WORK INSTRUCTIONS: In the entries, find all lines that hold the word "Component" and copy them.

Data excerpts:
— start —

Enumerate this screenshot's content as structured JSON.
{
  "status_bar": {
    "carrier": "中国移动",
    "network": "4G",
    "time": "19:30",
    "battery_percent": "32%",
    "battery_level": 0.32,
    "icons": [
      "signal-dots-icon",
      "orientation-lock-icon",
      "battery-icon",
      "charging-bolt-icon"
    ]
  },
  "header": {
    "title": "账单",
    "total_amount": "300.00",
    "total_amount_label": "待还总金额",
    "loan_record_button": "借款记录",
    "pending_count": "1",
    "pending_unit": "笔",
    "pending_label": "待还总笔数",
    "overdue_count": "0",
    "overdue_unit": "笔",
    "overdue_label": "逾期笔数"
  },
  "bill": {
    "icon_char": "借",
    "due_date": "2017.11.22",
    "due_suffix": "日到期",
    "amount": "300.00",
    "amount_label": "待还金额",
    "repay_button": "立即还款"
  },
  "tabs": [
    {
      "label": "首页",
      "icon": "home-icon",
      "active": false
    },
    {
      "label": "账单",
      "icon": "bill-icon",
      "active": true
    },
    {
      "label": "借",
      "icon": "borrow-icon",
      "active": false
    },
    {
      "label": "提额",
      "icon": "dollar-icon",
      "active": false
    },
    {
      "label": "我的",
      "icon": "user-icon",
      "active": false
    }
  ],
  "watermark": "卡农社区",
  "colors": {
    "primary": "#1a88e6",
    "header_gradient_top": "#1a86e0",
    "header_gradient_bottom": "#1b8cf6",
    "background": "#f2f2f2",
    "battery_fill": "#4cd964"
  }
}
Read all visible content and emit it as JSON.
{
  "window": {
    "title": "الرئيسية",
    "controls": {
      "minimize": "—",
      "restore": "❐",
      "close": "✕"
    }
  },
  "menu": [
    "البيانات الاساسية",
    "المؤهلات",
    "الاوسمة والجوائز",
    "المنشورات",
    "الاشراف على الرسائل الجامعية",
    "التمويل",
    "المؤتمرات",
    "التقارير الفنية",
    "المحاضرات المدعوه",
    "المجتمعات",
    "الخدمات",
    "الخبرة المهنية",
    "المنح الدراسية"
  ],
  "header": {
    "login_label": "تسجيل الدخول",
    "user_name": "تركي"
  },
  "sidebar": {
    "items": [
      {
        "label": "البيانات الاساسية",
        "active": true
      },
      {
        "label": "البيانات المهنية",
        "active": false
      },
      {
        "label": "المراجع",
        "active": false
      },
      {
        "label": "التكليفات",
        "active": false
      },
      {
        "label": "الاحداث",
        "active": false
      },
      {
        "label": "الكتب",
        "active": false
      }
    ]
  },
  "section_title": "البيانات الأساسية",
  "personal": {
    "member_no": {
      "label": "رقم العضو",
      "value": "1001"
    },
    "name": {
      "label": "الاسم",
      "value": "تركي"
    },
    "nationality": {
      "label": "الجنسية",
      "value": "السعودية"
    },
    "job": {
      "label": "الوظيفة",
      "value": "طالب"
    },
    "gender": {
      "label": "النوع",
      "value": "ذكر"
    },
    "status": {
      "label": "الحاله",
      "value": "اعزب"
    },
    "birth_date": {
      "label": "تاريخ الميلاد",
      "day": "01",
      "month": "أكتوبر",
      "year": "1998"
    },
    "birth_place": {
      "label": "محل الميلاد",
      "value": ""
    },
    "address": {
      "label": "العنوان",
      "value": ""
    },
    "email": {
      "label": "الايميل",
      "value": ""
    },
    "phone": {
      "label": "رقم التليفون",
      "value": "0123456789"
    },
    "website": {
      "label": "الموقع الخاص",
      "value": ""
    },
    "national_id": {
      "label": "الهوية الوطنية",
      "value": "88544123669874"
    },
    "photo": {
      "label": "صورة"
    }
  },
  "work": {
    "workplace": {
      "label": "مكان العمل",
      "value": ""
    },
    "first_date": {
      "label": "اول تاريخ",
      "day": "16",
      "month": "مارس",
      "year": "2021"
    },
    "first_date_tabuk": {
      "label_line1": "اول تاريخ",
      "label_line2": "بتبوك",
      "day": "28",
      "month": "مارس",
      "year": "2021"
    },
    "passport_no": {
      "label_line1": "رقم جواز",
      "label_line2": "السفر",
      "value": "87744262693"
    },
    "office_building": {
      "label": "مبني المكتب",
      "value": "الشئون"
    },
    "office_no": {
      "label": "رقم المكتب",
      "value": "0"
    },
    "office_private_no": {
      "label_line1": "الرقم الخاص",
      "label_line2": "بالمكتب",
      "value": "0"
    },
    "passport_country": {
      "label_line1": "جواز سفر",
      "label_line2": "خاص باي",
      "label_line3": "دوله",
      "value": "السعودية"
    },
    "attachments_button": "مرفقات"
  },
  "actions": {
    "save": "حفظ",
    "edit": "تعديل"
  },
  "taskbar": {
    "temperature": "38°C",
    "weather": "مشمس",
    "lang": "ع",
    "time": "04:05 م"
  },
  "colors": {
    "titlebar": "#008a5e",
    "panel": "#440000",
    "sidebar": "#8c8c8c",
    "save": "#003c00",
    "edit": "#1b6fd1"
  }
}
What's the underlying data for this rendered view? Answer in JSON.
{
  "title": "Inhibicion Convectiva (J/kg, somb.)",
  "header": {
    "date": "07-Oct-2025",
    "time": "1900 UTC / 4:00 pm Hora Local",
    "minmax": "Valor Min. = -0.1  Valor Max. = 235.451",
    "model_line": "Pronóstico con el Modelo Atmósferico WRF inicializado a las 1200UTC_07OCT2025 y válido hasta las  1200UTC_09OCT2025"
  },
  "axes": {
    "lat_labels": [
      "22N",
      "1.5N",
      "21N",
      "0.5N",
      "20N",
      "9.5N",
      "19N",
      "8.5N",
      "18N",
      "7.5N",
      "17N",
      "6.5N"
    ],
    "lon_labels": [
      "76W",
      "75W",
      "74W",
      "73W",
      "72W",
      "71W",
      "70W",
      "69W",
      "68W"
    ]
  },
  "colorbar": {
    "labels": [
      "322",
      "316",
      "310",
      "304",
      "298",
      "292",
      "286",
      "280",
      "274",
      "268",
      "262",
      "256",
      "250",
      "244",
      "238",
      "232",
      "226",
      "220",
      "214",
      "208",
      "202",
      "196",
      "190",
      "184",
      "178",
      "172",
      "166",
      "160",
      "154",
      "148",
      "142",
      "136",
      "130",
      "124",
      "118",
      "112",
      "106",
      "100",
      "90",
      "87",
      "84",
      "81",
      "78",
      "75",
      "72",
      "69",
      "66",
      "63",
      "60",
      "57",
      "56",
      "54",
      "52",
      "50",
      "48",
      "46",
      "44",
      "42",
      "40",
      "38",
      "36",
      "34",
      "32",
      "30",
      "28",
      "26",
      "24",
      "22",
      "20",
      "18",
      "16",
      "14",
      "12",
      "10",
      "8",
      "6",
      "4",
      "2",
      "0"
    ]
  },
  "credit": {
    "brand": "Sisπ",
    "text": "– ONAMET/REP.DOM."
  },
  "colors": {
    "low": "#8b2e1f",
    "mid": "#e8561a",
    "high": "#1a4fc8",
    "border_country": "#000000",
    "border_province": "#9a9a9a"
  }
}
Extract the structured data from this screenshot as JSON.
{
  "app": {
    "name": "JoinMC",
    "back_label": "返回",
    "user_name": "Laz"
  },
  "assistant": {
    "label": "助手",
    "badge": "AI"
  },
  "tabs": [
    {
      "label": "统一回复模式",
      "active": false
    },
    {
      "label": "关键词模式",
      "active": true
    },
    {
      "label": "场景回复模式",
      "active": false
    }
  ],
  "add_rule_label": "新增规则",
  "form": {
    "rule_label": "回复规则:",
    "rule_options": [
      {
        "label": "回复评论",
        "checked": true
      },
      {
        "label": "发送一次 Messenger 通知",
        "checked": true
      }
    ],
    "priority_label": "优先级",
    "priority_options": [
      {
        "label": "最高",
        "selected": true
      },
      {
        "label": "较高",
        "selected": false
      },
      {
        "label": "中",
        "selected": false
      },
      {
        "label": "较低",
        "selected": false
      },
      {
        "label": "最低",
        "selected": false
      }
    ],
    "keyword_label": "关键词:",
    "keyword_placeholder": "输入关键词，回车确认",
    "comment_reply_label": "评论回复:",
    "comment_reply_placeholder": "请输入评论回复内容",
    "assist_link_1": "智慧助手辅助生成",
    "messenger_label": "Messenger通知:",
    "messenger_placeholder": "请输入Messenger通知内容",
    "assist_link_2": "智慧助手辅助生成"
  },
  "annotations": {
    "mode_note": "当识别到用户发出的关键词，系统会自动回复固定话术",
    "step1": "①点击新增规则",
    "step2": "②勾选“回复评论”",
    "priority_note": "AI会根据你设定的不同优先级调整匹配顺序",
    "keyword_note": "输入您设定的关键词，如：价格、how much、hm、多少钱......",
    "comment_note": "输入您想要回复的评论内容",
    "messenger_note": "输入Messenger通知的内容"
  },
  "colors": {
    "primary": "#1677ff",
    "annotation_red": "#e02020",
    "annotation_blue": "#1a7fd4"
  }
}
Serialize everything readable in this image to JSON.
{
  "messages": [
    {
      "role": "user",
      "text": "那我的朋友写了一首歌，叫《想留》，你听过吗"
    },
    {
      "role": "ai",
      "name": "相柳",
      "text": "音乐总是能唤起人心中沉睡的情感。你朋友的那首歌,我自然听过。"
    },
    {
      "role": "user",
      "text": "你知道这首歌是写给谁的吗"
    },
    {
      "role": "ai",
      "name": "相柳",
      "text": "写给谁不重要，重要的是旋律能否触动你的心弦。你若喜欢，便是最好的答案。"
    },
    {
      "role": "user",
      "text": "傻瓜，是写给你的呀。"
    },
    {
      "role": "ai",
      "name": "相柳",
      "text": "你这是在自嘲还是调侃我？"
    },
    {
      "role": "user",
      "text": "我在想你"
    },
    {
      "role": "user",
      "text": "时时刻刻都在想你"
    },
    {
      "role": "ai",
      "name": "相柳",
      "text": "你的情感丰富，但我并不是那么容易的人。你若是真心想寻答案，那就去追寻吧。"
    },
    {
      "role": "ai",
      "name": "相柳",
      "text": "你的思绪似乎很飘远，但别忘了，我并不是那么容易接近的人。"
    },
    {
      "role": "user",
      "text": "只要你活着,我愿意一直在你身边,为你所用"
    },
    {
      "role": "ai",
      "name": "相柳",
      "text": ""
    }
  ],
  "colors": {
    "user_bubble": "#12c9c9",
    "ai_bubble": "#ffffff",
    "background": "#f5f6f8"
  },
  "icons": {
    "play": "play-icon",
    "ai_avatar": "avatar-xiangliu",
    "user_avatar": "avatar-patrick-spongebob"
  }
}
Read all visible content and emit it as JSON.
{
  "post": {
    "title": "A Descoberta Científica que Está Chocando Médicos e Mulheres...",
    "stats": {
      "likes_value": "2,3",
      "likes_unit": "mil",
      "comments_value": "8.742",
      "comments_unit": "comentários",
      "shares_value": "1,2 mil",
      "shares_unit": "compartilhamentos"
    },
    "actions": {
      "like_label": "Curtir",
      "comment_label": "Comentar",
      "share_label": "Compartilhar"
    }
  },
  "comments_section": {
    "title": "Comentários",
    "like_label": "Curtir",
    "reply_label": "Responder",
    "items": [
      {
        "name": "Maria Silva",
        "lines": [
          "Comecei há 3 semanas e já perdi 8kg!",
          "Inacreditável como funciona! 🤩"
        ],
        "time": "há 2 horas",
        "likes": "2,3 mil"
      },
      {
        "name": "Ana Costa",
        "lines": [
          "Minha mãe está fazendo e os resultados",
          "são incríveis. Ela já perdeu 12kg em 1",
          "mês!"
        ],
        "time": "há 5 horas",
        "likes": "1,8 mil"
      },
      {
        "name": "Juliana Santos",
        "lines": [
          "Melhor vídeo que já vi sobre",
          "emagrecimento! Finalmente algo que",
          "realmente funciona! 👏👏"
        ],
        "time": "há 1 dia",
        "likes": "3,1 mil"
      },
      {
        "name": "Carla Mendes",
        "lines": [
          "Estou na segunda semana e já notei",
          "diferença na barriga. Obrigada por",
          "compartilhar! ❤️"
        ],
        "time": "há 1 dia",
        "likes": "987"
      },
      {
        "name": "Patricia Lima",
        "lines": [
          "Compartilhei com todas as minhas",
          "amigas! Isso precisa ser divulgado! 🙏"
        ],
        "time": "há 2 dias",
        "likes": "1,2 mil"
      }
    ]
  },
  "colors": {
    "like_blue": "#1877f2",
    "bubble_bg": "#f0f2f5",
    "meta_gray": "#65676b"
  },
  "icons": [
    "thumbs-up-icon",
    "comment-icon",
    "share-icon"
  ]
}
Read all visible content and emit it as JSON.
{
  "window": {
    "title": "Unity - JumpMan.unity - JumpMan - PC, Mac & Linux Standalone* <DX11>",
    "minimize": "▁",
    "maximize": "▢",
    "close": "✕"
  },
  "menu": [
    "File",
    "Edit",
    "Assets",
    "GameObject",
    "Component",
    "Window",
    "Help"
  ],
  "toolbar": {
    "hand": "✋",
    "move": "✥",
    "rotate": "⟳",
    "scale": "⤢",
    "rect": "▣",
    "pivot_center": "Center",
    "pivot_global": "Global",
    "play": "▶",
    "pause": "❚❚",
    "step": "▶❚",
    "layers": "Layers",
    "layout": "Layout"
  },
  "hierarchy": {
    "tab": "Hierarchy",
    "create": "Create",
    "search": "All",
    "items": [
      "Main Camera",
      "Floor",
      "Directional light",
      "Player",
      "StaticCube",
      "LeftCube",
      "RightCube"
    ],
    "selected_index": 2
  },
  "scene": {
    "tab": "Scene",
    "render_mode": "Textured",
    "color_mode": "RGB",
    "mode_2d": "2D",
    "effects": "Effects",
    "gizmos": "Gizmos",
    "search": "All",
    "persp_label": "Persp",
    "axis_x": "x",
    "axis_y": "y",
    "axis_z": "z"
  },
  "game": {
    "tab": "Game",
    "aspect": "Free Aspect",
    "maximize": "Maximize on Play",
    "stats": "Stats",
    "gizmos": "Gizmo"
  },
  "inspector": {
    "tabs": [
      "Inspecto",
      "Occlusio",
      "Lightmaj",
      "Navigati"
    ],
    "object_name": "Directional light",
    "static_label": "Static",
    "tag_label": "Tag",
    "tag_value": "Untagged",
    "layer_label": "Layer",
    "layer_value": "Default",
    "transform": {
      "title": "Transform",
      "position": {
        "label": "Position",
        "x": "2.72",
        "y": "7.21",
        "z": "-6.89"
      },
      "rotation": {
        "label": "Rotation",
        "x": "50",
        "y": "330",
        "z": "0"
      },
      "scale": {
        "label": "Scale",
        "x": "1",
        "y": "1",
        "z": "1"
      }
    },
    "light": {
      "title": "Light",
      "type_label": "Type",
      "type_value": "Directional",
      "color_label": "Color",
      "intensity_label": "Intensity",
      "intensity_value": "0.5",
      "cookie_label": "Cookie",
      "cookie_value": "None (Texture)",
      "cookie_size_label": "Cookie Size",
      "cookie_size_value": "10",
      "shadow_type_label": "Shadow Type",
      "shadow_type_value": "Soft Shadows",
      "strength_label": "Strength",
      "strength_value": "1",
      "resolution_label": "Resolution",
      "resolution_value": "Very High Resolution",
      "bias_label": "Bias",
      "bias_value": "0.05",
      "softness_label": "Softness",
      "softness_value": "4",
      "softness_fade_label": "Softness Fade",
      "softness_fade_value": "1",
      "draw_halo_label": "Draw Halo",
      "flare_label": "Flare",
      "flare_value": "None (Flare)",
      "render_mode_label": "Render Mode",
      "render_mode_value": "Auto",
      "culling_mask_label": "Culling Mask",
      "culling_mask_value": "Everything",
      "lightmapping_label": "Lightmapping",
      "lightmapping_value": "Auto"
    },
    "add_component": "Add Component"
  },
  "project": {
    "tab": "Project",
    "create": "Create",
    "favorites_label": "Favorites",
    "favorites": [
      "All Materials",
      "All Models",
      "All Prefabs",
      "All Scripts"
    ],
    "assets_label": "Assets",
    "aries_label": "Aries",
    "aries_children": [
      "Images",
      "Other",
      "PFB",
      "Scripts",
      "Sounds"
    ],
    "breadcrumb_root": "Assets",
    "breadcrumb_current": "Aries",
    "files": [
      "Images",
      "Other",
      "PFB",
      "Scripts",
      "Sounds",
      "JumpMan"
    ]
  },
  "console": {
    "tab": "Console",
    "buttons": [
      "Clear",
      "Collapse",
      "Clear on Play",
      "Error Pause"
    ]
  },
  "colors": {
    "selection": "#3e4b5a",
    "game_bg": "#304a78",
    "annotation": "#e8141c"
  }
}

— end —

SOLUTION:
    "Component",
    "add_component": "Add Component"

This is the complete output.